Given task – Copy each line in the data that includes the word "写在本试卷上无效".

Data entries
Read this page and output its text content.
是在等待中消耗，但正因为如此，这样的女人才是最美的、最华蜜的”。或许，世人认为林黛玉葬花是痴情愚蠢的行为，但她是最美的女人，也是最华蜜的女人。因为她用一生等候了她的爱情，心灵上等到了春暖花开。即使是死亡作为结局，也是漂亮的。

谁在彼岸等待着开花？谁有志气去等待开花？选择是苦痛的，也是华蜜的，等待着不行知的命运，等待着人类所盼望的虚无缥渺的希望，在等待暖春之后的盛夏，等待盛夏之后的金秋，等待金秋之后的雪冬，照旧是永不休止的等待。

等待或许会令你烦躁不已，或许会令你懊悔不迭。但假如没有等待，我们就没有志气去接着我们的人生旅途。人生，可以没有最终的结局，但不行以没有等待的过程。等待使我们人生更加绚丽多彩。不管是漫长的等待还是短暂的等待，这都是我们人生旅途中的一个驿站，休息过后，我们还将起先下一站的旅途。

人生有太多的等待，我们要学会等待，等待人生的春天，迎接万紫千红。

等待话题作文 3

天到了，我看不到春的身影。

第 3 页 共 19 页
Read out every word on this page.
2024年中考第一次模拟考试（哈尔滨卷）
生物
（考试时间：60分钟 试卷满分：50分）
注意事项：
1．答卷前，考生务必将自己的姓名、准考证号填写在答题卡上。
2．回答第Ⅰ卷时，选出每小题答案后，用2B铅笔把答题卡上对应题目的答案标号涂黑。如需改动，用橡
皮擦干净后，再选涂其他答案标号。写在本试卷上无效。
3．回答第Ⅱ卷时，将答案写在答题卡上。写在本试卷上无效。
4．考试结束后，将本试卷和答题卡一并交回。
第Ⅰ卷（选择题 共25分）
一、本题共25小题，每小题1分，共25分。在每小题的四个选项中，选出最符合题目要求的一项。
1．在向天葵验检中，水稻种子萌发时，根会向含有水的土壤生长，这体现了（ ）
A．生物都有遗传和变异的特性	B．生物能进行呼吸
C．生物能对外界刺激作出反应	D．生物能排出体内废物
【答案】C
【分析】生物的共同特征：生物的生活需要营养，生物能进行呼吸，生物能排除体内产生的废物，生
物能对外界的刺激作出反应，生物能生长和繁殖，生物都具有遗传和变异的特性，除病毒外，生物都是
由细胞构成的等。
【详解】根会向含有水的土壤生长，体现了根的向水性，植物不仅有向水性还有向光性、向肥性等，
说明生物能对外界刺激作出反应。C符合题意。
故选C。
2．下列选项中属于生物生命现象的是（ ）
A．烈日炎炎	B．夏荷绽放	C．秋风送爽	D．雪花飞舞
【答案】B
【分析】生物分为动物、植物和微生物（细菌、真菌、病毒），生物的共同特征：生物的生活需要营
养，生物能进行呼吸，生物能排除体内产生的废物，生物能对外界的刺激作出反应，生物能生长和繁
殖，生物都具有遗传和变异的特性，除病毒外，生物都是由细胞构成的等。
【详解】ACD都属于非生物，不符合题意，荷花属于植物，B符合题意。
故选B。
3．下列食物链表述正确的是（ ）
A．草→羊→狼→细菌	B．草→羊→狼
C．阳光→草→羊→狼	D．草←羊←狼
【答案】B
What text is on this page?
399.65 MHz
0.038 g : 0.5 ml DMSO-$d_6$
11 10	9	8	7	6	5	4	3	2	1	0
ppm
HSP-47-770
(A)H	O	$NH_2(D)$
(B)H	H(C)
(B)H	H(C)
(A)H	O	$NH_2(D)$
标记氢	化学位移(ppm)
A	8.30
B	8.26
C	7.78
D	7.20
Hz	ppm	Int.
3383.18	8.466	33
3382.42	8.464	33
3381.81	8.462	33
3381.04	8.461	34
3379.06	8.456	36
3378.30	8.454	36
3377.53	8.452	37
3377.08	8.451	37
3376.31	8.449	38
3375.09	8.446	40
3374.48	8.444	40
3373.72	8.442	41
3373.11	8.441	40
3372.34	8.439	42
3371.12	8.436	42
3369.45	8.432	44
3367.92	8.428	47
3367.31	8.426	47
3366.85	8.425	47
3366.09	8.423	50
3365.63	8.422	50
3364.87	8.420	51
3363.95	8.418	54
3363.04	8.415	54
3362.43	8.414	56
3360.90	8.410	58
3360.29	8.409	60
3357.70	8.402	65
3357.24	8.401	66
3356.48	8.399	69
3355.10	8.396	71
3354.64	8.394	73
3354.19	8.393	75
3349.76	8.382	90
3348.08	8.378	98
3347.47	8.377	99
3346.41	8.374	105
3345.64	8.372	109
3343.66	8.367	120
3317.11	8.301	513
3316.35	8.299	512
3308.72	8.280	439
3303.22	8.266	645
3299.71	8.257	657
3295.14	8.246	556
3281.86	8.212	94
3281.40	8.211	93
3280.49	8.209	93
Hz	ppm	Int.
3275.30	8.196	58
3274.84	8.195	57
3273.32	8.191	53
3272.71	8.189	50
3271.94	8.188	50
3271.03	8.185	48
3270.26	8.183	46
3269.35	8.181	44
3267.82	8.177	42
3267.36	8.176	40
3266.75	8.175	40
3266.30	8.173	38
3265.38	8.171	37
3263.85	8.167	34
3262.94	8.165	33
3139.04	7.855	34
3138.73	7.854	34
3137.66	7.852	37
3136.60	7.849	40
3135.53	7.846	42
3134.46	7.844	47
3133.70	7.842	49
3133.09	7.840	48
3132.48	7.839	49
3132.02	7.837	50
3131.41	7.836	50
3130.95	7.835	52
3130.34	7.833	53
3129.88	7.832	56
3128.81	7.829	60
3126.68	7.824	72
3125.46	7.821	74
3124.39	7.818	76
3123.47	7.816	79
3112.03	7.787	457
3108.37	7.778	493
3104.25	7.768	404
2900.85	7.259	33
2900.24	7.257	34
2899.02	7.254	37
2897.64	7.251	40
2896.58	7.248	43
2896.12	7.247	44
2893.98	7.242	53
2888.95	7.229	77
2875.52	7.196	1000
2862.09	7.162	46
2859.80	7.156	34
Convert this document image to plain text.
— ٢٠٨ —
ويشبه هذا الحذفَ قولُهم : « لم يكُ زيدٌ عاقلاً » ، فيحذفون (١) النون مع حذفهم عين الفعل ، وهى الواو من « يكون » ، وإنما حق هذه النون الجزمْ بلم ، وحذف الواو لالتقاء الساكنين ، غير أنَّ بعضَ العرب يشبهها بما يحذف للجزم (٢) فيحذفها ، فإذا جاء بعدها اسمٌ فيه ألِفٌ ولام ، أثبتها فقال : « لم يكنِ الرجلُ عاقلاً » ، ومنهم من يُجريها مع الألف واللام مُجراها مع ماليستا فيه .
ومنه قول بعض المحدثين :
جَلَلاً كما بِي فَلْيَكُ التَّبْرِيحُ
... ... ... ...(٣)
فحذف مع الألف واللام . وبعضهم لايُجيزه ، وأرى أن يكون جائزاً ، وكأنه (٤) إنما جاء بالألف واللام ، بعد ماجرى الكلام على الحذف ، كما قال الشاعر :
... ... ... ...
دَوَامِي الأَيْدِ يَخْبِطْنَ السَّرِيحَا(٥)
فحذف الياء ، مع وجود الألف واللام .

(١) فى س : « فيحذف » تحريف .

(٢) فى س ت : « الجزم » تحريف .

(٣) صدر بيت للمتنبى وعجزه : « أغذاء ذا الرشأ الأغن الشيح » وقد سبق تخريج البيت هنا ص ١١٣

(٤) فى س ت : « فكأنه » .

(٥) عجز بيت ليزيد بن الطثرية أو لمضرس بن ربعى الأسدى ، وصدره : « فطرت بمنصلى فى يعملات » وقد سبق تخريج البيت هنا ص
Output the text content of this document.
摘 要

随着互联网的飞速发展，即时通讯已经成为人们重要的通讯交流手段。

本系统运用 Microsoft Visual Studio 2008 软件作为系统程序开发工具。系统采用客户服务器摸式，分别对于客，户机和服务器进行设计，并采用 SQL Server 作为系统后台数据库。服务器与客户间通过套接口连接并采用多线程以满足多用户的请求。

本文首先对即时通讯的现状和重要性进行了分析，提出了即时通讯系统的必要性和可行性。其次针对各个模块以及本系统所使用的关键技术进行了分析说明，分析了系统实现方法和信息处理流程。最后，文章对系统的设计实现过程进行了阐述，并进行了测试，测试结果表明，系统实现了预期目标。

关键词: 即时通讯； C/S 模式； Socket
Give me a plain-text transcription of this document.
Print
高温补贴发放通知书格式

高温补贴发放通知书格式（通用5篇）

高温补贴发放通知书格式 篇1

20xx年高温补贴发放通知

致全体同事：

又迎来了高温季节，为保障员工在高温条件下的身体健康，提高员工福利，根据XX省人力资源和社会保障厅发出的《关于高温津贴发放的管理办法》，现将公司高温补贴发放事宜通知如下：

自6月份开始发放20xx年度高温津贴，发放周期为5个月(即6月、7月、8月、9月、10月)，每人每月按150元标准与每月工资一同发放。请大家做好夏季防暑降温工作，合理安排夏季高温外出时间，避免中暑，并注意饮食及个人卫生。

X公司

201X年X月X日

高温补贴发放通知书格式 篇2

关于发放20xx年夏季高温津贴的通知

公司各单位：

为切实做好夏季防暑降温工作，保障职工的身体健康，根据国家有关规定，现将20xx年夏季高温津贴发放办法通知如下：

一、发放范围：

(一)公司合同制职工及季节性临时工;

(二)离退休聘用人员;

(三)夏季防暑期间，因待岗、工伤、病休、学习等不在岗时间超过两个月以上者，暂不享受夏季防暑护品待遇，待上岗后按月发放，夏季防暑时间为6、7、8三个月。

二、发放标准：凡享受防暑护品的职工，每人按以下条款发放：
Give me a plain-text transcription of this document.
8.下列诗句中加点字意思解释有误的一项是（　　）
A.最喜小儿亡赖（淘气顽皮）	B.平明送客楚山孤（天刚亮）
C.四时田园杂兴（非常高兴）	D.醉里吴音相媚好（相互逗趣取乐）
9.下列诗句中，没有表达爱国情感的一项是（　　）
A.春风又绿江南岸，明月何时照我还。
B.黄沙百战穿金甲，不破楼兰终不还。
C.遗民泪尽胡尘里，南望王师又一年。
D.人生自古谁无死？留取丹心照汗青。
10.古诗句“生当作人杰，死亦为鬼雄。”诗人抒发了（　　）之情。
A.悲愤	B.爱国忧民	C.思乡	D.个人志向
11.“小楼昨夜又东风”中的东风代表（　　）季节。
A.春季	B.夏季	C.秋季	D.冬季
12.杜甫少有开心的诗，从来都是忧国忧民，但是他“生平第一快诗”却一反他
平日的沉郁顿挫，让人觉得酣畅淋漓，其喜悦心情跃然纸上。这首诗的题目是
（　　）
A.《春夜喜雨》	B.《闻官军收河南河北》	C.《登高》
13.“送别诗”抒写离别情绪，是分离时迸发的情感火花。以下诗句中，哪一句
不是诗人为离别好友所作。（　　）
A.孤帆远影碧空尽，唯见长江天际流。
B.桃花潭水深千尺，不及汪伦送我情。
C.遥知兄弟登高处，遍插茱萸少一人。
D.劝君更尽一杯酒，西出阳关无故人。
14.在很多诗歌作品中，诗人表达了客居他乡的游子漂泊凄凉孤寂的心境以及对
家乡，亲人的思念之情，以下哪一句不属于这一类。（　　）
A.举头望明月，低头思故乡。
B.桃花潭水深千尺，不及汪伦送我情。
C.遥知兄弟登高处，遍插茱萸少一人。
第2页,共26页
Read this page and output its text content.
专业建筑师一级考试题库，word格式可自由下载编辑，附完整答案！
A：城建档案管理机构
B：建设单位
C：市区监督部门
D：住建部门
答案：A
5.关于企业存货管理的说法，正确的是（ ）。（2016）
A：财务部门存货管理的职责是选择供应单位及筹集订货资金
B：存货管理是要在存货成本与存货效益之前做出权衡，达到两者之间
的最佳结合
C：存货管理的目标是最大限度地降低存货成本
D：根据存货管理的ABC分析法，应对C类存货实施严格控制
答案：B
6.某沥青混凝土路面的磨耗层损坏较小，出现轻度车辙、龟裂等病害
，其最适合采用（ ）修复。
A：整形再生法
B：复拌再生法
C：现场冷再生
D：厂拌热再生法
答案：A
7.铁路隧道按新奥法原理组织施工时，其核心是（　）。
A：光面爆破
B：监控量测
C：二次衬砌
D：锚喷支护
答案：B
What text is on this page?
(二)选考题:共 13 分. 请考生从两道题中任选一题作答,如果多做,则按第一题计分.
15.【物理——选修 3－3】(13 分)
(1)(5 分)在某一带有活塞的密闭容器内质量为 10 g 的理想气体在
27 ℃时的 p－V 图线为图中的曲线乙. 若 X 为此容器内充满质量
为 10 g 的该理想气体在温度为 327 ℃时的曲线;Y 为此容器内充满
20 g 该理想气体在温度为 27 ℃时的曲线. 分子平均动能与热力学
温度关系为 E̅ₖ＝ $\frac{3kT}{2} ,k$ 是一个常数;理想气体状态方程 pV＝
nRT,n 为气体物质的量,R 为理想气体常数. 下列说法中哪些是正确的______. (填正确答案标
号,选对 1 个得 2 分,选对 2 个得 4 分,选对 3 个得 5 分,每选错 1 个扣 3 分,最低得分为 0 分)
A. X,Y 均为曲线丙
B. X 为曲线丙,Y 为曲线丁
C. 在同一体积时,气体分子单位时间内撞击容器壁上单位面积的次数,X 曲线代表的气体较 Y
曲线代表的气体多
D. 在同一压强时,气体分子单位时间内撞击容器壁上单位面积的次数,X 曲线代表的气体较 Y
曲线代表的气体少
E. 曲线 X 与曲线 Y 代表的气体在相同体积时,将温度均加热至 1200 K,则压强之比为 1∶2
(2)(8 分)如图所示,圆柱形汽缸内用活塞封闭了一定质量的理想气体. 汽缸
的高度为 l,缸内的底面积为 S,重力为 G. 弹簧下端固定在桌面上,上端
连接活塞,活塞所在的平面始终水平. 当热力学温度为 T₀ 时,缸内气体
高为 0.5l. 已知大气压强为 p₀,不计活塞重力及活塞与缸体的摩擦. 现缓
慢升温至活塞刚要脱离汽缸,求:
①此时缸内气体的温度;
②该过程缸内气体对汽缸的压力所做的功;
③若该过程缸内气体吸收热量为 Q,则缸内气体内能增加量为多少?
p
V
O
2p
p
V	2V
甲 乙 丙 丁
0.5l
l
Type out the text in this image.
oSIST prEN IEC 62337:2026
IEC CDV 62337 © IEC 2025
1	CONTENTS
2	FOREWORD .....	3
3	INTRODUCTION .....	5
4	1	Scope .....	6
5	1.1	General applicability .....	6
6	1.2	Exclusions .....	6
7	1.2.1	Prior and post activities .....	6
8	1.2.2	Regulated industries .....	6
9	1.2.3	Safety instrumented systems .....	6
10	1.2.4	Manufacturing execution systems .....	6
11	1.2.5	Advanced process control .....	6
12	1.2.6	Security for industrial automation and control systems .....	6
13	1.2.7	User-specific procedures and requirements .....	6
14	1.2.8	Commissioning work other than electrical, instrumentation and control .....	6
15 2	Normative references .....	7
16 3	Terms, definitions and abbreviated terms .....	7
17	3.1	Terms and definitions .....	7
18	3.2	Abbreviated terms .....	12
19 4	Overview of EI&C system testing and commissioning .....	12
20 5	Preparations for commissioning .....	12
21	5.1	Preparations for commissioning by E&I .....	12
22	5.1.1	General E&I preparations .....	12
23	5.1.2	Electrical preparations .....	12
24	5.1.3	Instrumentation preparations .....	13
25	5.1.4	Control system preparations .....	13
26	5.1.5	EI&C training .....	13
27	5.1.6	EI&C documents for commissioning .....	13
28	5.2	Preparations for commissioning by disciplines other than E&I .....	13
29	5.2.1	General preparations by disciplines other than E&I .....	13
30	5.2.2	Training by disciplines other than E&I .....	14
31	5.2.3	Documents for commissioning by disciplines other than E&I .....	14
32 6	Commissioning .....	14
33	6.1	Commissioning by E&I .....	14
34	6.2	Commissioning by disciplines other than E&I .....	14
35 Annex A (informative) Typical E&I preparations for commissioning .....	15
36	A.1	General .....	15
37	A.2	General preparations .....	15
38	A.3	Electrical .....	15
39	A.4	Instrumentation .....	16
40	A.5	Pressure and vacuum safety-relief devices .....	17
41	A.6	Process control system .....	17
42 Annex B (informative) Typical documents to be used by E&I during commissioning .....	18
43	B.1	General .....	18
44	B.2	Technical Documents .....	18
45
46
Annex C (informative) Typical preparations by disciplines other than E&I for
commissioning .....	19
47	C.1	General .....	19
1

Solution –
皮擦干净后，再选涂其他答案标号。写在本试卷上无效。
3．回答第Ⅱ卷时，将答案写在答题卡上。写在本试卷上无效。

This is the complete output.